Work instructions:
- 1) List every percentage figure given in the passage below on wartime income taxation.
- 2) Pick up the passage below on wartime income taxation after its final sentence and carry the argument forward.

There, again, the test should be whether
so radical a tax is wise and required by the necessities
of the country.
The nations in Europe have been fighting
for nearly three years and have been under an infinitely
greater financial strain than our country is or will
be, yet none of these nations have resorted to extreme
taxation of income.
Even in Great Britain, whose
financial burden is the heaviest of all, whose debt
is many times the total of ours and who has loaned
about $5,000,000,000 to her Allies, the highest income
tax rate, the maximum percentage in the graduated
scale of taxation, is to-day no more than approximately
forty per cent.
In the last budget, introduced a couple
of weeks ago, the British Chancellor of the Exchequer
declined, so I am informed, to consider an increase
in the income tax rate, because of the damaging effect
which such increase would be apt to have on the country’s
business and prosperity.
In France and Germany the burden laid
on incomes is much lower than in England. In Canada
where war loans have been raised equivalent on the
basis of comparative population to what would be more
than $10,000,000,000 for America, no Federal Income
Tax exists at all.
I doubt whether this latter fact is
generally known in this country and whether its significance
is receiving the measure of serious consideration
which it deserves.
I understand that it is the deliberate
policy of the Dominion Government to endeavor to avoid
resort to an income tax in order to attract capital
to Canada.
There can be little question that
if our income taxation is fixed at unduly and unnecessarily
high rates, whilst Canada has no or only a very moderate
income tax, men of enterprise will seek that country
and there will be a large outflow to it of capital
in course of time-a development which cannot
be without effect upon our own prosperity, resources
and economic power.
The financial dislocation, the discouragement
and the apprehension caused by unduly heavy taxation
of incomes will not only act as a drag on enterprise
and constructive activity, but will make it exceedingly
difficult, if not impossible, for corporations to sell
securities in sufficient volume and thus to obtain
adequate funds to conduct their business-especially
also as investors will be fearful that high rates
of taxation once established will not easily be reduced
to normal levels, even when the present emergency
is passed.
Extravagance, log-rolling, the unwise
and inefficient expenditure of money by governmental
bodies are amongst the besetting sins of democracy.
The formula once found, the machinery once employed
for the raising of huge revenues, are apt to make
the way of wasteful governmental spending all too
temptingly easy.
It must not be forgotten that taxation
must necessarily by that much diminish the surplus
income fund of the individual and that both theoretically
and actually the spending of money by the government
cannot and does not have the same effect upon the country’s
prosperity and enterprise as productive use of his
surplus funds by the individual.
The sentimental, and thereby the actual,
effect of extreme taxation will not be confined to
the relatively small number of people in possession
of very large incomes. The disturbance and fear
caused by the contemplation of an excessively high
ratio of taxation, even when applied to a relatively
few, is bound to spread to those also of more moderate
incomes.
Capital is proverbially timid.
It will not take risks, except in the expectation
of commensurate reward, and if it sees the danger of
its reward being unduly infringed upon by excessively
rigorous income taxation, it will anticipate that
menace by withdrawing from the field of constructive
investment to the greatest extent possible.
So much is this the case that I incline
to the belief that taxation so graded as to result
in a maximum average of say 33-1/3 per cent. would
produce at least as great a revenue as a maximum average
of 50 per cent.
It is one of the oldest principles
of taxation that an excessive impost destroys its
own productivity.

Information shown:
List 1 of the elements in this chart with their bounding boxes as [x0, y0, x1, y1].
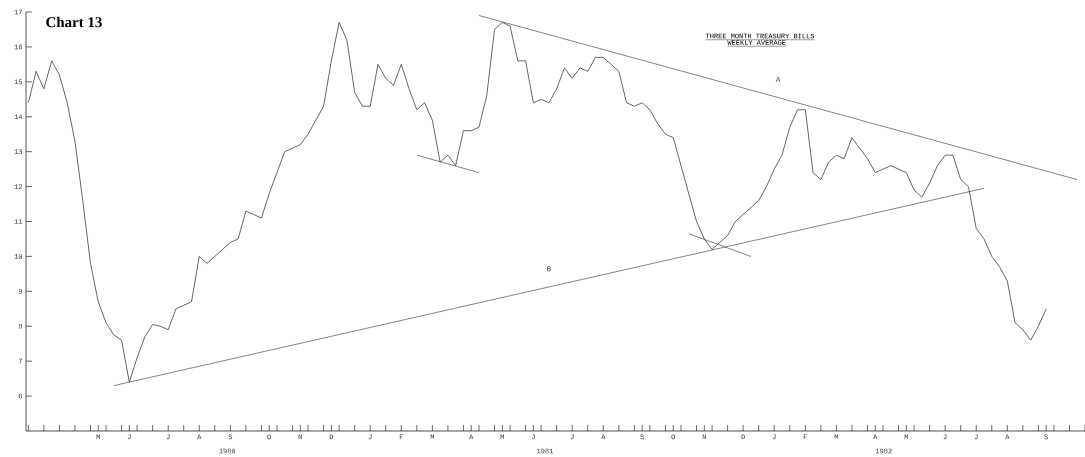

Responses to the tasks:
- 1) forty per cent; 33-1/3 per cent; 50 per cent

- 2)
The flood of securities which would
be coming for sale in order to escape extreme income
taxation would create a grave condition of demoralization
in the investment markets of the country, with the
resulting inevitable effect upon the country’s
general business, and upon its capacity to absorb
Government loans.
IV
The tax recently enacted by Congress
imposing a burden of 8 per cent. on business profits
over and above 8 per cent. on the capital employed,
regardless of whether such profits have any relation
to war conditions or not, is unscientific and unsound.
(Incidentally, it is a strange provision
of that law that it applies only to co-partnerships
and corporations, whilst an individual engaged in
business, however profitable, is not taxed.)
It is unquestionably right and in
accordance with both good morals and good economics,
to prevent, as far as possible, the enrichment of
business and business men through the calamity of war.
But the recently enacted so-called
excess profit tax which it is now proposed to augment
largely does not accomplish that. It taxes not
merely the exceptional profit, i.e., the war
profit. It lays a burden not on business due
to war, but on all business.
It does this at a time when it is
more than ever necessary that energy, enterprise,
efficiency, the commercial and financial brain and
work-power of the nation, be stimulated to their utmost
in order to make good, as far as possible, the waste
and destruction which go with war.
Any scheme of taxation which imposes
an unnecessary burden upon commercial enterprise and
thereby handicaps the nation in its business activities-especially
in world competition with other nations-is
unsound and bound to be gravely detrimental, both to
the business men and still more to the wage-worker;
in fact, to every element of the population.
It is worth noting that England, the
conduct of whose finances, based upon the experience
of many generations as the leading financial power,
has always been a model for other nations to follow,
has imposed an excess profit tax on business during
the war merely to the extent that such profits
are attributable to the war, i.e., to the extent
that they exceed the profits of normal years.
In principle, direct taxation of business
activities should be avoided as much as possible,
apart from a war profit excess tax.
Care should be taken lest the wealthy
man least entitled to preferential consideration,
i.e., he who neither works nor takes business
risks or business responsibilities, be favored as against
the man who puts his brains, his capacities and his
money to constructive use in active business.
The idle man possessing capital, much
or little, if he is so constituted that his conscience
permits him to evade his share of monetary sacrifice,
can put his money into tax-exempt securities.
The man of means who toils in business or a profession
must pay a heavy income tax, an excess profit tax,
etc. To an extent this undesirable differentiation
is probably unavoidable, but it is neither fair nor
in the interest of the community that it be accentuated.
V
It seems to me so manifest as to hardly
require argument that a retroactive income tax, such
as has been suggested, is wrong both in morals and
in economics.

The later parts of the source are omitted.